Written task>
Set down each line of the data below exactly as it stands, dropping the pictures.

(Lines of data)
* begin *

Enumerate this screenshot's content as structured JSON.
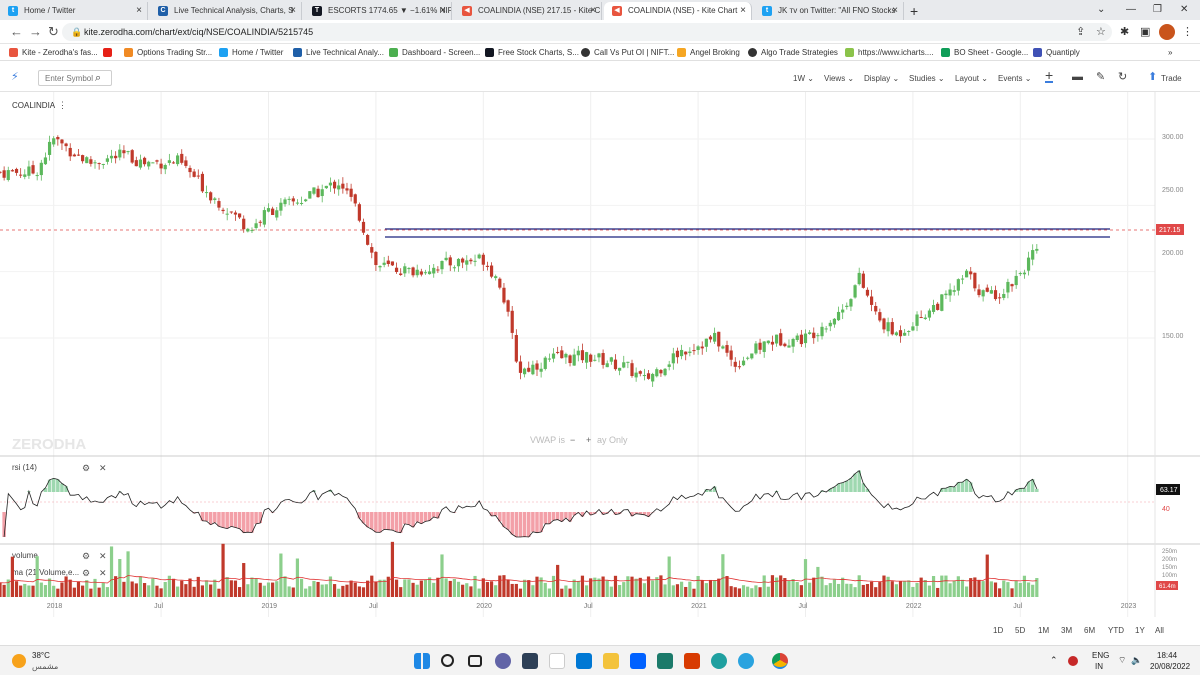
{
  "browser": {
    "tabs": [
      {
        "label": "Home / Twitter",
        "icon": "twitter-icon"
      },
      {
        "label": "Live Technical Analysis, Charts, S",
        "icon": "chartink-icon"
      },
      {
        "label": "ESCORTS 1774.65 ▼ −1.61% NIF",
        "icon": "tradingview-icon"
      },
      {
        "label": "COALINDIA (NSE) 217.15 - Kite C",
        "icon": "kite-icon"
      },
      {
        "label": "COALINDIA (NSE) - Kite Chart",
        "icon": "kite-icon"
      },
      {
        "label": "JK ᴛᴠ on Twitter: \"All FNO Stocks",
        "icon": "twitter-icon"
      }
    ],
    "url": "kite.zerodha.com/chart/ext/ciq/NSE/COALINDIA/5215745",
    "bookmarks": [
      "Kite - Zerodha's fas...",
      "Options Trading Str...",
      "Home / Twitter",
      "Live Technical Analy...",
      "Dashboard - Screen...",
      "Free Stock Charts, S...",
      "Call Vs Put OI | NIFT...",
      "Angel Broking",
      "Algo Trade Strategies",
      "https://www.icharts....",
      "BO Sheet - Google...",
      "Quantiply"
    ],
    "more_bookmarks": "»"
  },
  "toolbar": {
    "symbol_placeholder": "Enter Symbol",
    "interval": "1W",
    "menus": [
      "Views",
      "Display",
      "Studies",
      "Layout",
      "Events"
    ],
    "trade_label": "Trade"
  },
  "chart": {
    "symbol": "COALINDIA",
    "watermark": "ZERODHA",
    "vwap_note": "VWAP is",
    "vwap_note_tail": "ay Only",
    "price_labels": [
      "300.00",
      "250.00",
      "200.00",
      "150.00"
    ],
    "last_price": "217.15",
    "rsi_panel_label": "rsi (14)",
    "rsi_value": "63.17",
    "rsi_level_40": "40",
    "volume_panel_label": "volume",
    "ma_panel_label": "ma (21,Volume,e...",
    "volume_scale_labels": [
      "250m",
      "200m",
      "150m",
      "100m"
    ],
    "volume_ma_value": "61.4m",
    "x_labels": [
      "2018",
      "Jul",
      "2019",
      "Jul",
      "2020",
      "Jul",
      "2021",
      "Jul",
      "2022",
      "Jul",
      "2023"
    ],
    "colors": {
      "up": "#5cb85c",
      "down": "#c0392b",
      "last_price": "#e04848",
      "resistance": "#1a237e",
      "rsi_overbought": "#9ed8b0",
      "rsi_oversold": "#f3a0a8",
      "vol_ma": "#e03030"
    }
  },
  "chart_data": {
    "type": "candlestick",
    "interval": "1W",
    "x_range": [
      "2017-10",
      "2023-01"
    ],
    "y_range": [
      110,
      320
    ],
    "resistance_zone": [
      211,
      218
    ],
    "last_close": 217.15,
    "approx_weekly_path": [
      {
        "date": "2017-10",
        "close": 275
      },
      {
        "date": "2017-12",
        "close": 275
      },
      {
        "date": "2018-01",
        "close": 300
      },
      {
        "date": "2018-03",
        "close": 282
      },
      {
        "date": "2018-05",
        "close": 288
      },
      {
        "date": "2018-06",
        "close": 282
      },
      {
        "date": "2018-08",
        "close": 283
      },
      {
        "date": "2018-10",
        "close": 255
      },
      {
        "date": "2018-12",
        "close": 232
      },
      {
        "date": "2019-01",
        "close": 246
      },
      {
        "date": "2019-03",
        "close": 255
      },
      {
        "date": "2019-05",
        "close": 268
      },
      {
        "date": "2019-06",
        "close": 245
      },
      {
        "date": "2019-07",
        "close": 205
      },
      {
        "date": "2019-09",
        "close": 200
      },
      {
        "date": "2019-11",
        "close": 206
      },
      {
        "date": "2020-01",
        "close": 210
      },
      {
        "date": "2020-02",
        "close": 190
      },
      {
        "date": "2020-03",
        "close": 125
      },
      {
        "date": "2020-05",
        "close": 135
      },
      {
        "date": "2020-07",
        "close": 136
      },
      {
        "date": "2020-09",
        "close": 128
      },
      {
        "date": "2020-10",
        "close": 118
      },
      {
        "date": "2020-12",
        "close": 140
      },
      {
        "date": "2021-02",
        "close": 150
      },
      {
        "date": "2021-03",
        "close": 130
      },
      {
        "date": "2021-05",
        "close": 148
      },
      {
        "date": "2021-07",
        "close": 150
      },
      {
        "date": "2021-09",
        "close": 170
      },
      {
        "date": "2021-10",
        "close": 195
      },
      {
        "date": "2021-11",
        "close": 165
      },
      {
        "date": "2021-12",
        "close": 152
      },
      {
        "date": "2022-01",
        "close": 162
      },
      {
        "date": "2022-03",
        "close": 182
      },
      {
        "date": "2022-04",
        "close": 198
      },
      {
        "date": "2022-05",
        "close": 182
      },
      {
        "date": "2022-06",
        "close": 185
      },
      {
        "date": "2022-07",
        "close": 200
      },
      {
        "date": "2022-08",
        "close": 217.15
      }
    ],
    "rsi_last": 63.17,
    "volume_ma_last_m": 61.4
  },
  "bottom_bar": {
    "ranges": [
      "1D",
      "5D",
      "1M",
      "3M",
      "6M",
      "YTD",
      "1Y",
      "All"
    ]
  },
  "taskbar": {
    "weather_temp": "38°C",
    "weather_desc": "مشمس",
    "lang_top": "ENG",
    "lang_bottom": "IN",
    "time": "18:44",
    "date": "20/08/2022"
  }
}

* end *

Result of the exercise>
Enumerate this screenshot's content as structured JSON.
{
  "browser": {
    "tabs": [
      {
        "label": "Home / Twitter",
        "icon": "twitter-icon"
      },
      {
        "label": "Live Technical Analysis, Charts, S",
        "icon": "chartink-icon"
      },
      {
        "label": "ESCORTS 1774.65 ▼ −1.61% NIF",
        "icon": "tradingview-icon"
      },
      {
        "label": "COALINDIA (NSE) 217.15 - Kite C",
        "icon": "kite-icon"
      },
      {
        "label": "COALINDIA (NSE) - Kite Chart",
        "icon": "kite-icon"
      },
      {
        "label": "JK ᴛᴠ on Twitter: \"All FNO Stocks",
        "icon": "twitter-icon"
      }
    ],
    "url": "kite.zerodha.com/chart/ext/ciq/NSE/COALINDIA/5215745",
    "bookmarks": [
      "Kite - Zerodha's fas...",
      "Options Trading Str...",
      "Home / Twitter",
      "Live Technical Analy...",
      "Dashboard - Screen...",
      "Free Stock Charts, S...",
      "Call Vs Put OI | NIFT...",
      "Angel Broking",
      "Algo Trade Strategies",
      "https://www.icharts....",
      "BO Sheet - Google...",
      "Quantiply"
    ],
    "more_bookmarks": "»"
  },
  "toolbar": {
    "symbol_placeholder": "Enter Symbol",
    "interval": "1W",
    "menus": [
      "Views",
      "Display",
      "Studies",
      "Layout",
      "Events"
    ],
    "trade_label": "Trade"
  },
  "chart": {
    "symbol": "COALINDIA",
    "watermark": "ZERODHA",
    "vwap_note": "VWAP is",
    "vwap_note_tail": "ay Only",
    "price_labels": [
      "300.00",
      "250.00",
      "200.00",
      "150.00"
    ],
    "last_price": "217.15",
    "rsi_panel_label": "rsi (14)",
    "rsi_value": "63.17",
    "rsi_level_40": "40",
    "volume_panel_label": "volume",
    "ma_panel_label": "ma (21,Volume,e...",
    "volume_scale_labels": [
      "250m",
      "200m",
      "150m",
      "100m"
    ],
    "volume_ma_value": "61.4m",
    "x_labels": [
      "2018",
      "Jul",
      "2019",
      "Jul",
      "2020",
      "Jul",
      "2021",
      "Jul",
      "2022",
      "Jul",
      "2023"
    ],
    "colors": {
      "up": "#5cb85c",
      "down": "#c0392b",
      "last_price": "#e04848",
      "resistance": "#1a237e",
      "rsi_overbought": "#9ed8b0",
      "rsi_oversold": "#f3a0a8",
      "vol_ma": "#e03030"
    }
  },
  "chart_data": {
    "type": "candlestick",
    "interval": "1W",
    "x_range": [
      "2017-10",
      "2023-01"
    ],
    "y_range": [
      110,
      320
    ],
    "resistance_zone": [
      211,
      218
    ],
    "last_close": 217.15,
    "approx_weekly_path": [
      {
        "date": "2017-10",
        "close": 275
      },
      {
        "date": "2017-12",
        "close": 275
      },
      {
        "date": "2018-01",
        "close": 300
      },
      {
        "date": "2018-03",
        "close": 282
      },
      {
        "date": "2018-05",
        "close": 288
      },
      {
        "date": "2018-06",
        "close": 282
      },
      {
        "date": "2018-08",
        "close": 283
      },
      {
        "date": "2018-10",
        "close": 255
      },
      {
        "date": "2018-12",
        "close": 232
      },
      {
        "date": "2019-01",
        "close": 246
      },
      {
        "date": "2019-03",
        "close": 255
      },
      {
        "date": "2019-05",
        "close": 268
      },
      {
        "date": "2019-06",
        "close": 245
      },
      {
        "date": "2019-07",
        "close": 205
      },
      {
        "date": "2019-09",
        "close": 200
      },
      {
        "date": "2019-11",
        "close": 206
      },
      {
        "date": "2020-01",
        "close": 210
      },
      {
        "date": "2020-02",
        "close": 190
      },
      {
        "date": "2020-03",
        "close": 125
      },
      {
        "date": "2020-05",
        "close": 135
      },
      {
        "date": "2020-07",
        "close": 136
      },
      {
        "date": "2020-09",
        "close": 128
      },
      {
        "date": "2020-10",
        "close": 118
      },
      {
        "date": "2020-12",
        "close": 140
      },
      {
        "date": "2021-02",
        "close": 150
      },
      {
        "date": "2021-03",
        "close": 130
      },
      {
        "date": "2021-05",
        "close": 148
      },
      {
        "date": "2021-07",
        "close": 150
      },
      {
        "date": "2021-09",
        "close": 170
      },
      {
        "date": "2021-10",
        "close": 195
      },
      {
        "date": "2021-11",
        "close": 165
      },
      {
        "date": "2021-12",
        "close": 152
      },
      {
        "date": "2022-01",
        "close": 162
      },
      {
        "date": "2022-03",
        "close": 182
      },
      {
        "date": "2022-04",
        "close": 198
      },
      {
        "date": "2022-05",
        "close": 182
      },
      {
        "date": "2022-06",
        "close": 185
      },
      {
        "date": "2022-07",
        "close": 200
      },
      {
        "date": "2022-08",
        "close": 217.15
      }
    ],
    "rsi_last": 63.17,
    "volume_ma_last_m": 61.4
  },
  "bottom_bar": {
    "ranges": [
      "1D",
      "5D",
      "1M",
      "3M",
      "6M",
      "YTD",
      "1Y",
      "All"
    ]
  },
  "taskbar": {
    "weather_temp": "38°C",
    "weather_desc": "مشمس",
    "lang_top": "ENG",
    "lang_bottom": "IN",
    "time": "18:44",
    "date": "20/08/2022"
  }
}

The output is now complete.